* Requirements
Write out the full set of records exactly. Any pictures in them do not belong in the copy.

-----

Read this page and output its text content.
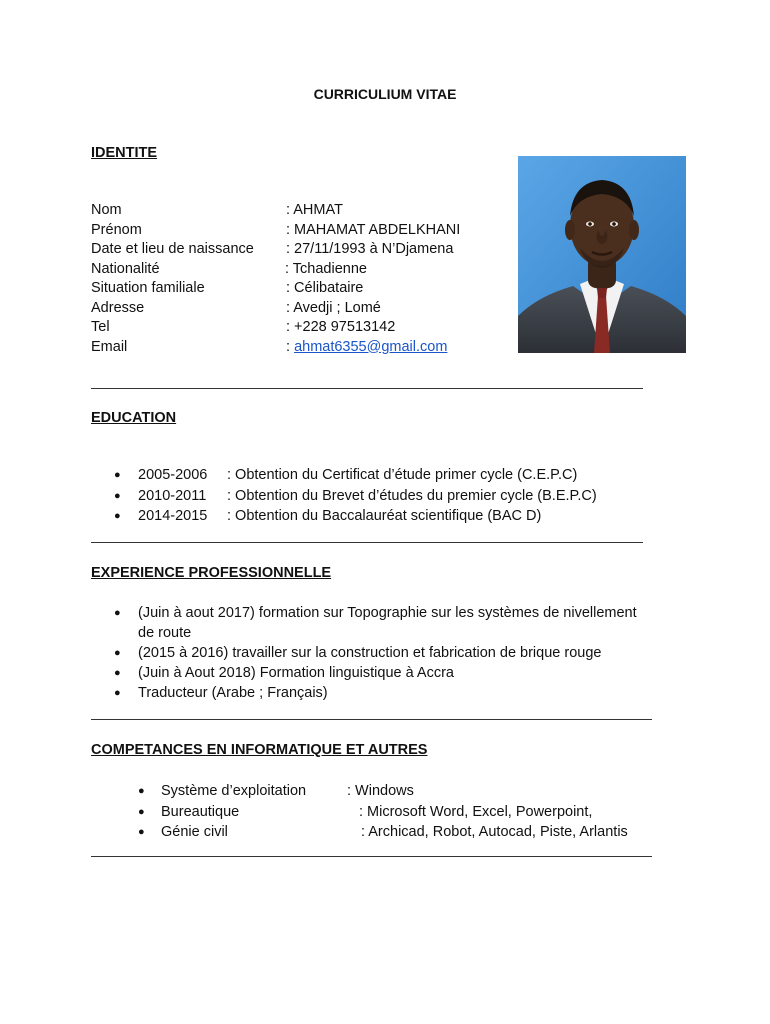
CURRICULIUM VITAE
IDENTITE
Nom	: AHMAT
Prénom	: MAHAMAT ABDELKHANI
Date et lieu de naissance : 27/11/1993 à N’Djamena
Nationalité	: Tchadienne
Situation familiale	: Célibataire
Adresse	: Avedji ; Lomé
Tel	: +228 97513142
Email	: ahmat6355@gmail.com
EDUCATION
● 2005-2006 : Obtention du Certificat d’étude primer cycle (C.E.P.C)
● 2010-2011 : Obtention du Brevet d’études du premier cycle (B.E.P.C)
● 2014-2015 : Obtention du Baccalauréat scientifique (BAC D)
EXPERIENCE PROFESSIONNELLE
● (Juin à aout 2017) formation sur Topographie sur les systèmes de nivellement
de route
● (2015 à 2016) travailler sur la construction et fabrication de brique rouge
● (Juin à Aout 2018) Formation linguistique à Accra
● Traducteur (Arabe ; Français)
COMPETANCES EN INFORMATIQUE ET AUTRES
● Système d’exploitation	: Windows
● Bureautique	: Microsoft Word, Excel, Powerpoint,
● Génie civil	: Archicad, Robot, Autocad, Piste, Arlantis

-----

* Problem solution
Read this page and output its text content.
CURRICULIUM VITAE
IDENTITE
Nom	: AHMAT
Prénom	: MAHAMAT ABDELKHANI
Date et lieu de naissance : 27/11/1993 à N’Djamena
Nationalité	: Tchadienne
Situation familiale	: Célibataire
Adresse	: Avedji ; Lomé
Tel	: +228 97513142
Email	: ahmat6355@gmail.com
EDUCATION
● 2005-2006 : Obtention du Certificat d’étude primer cycle (C.E.P.C)
● 2010-2011 : Obtention du Brevet d’études du premier cycle (B.E.P.C)
● 2014-2015 : Obtention du Baccalauréat scientifique (BAC D)
EXPERIENCE PROFESSIONNELLE
● (Juin à aout 2017) formation sur Topographie sur les systèmes de nivellement
de route
● (2015 à 2016) travailler sur la construction et fabrication de brique rouge
● (Juin à Aout 2018) Formation linguistique à Accra
● Traducteur (Arabe ; Français)
COMPETANCES EN INFORMATIQUE ET AUTRES
● Système d’exploitation	: Windows
● Bureautique	: Microsoft Word, Excel, Powerpoint,
● Génie civil	: Archicad, Robot, Autocad, Piste, Arlantis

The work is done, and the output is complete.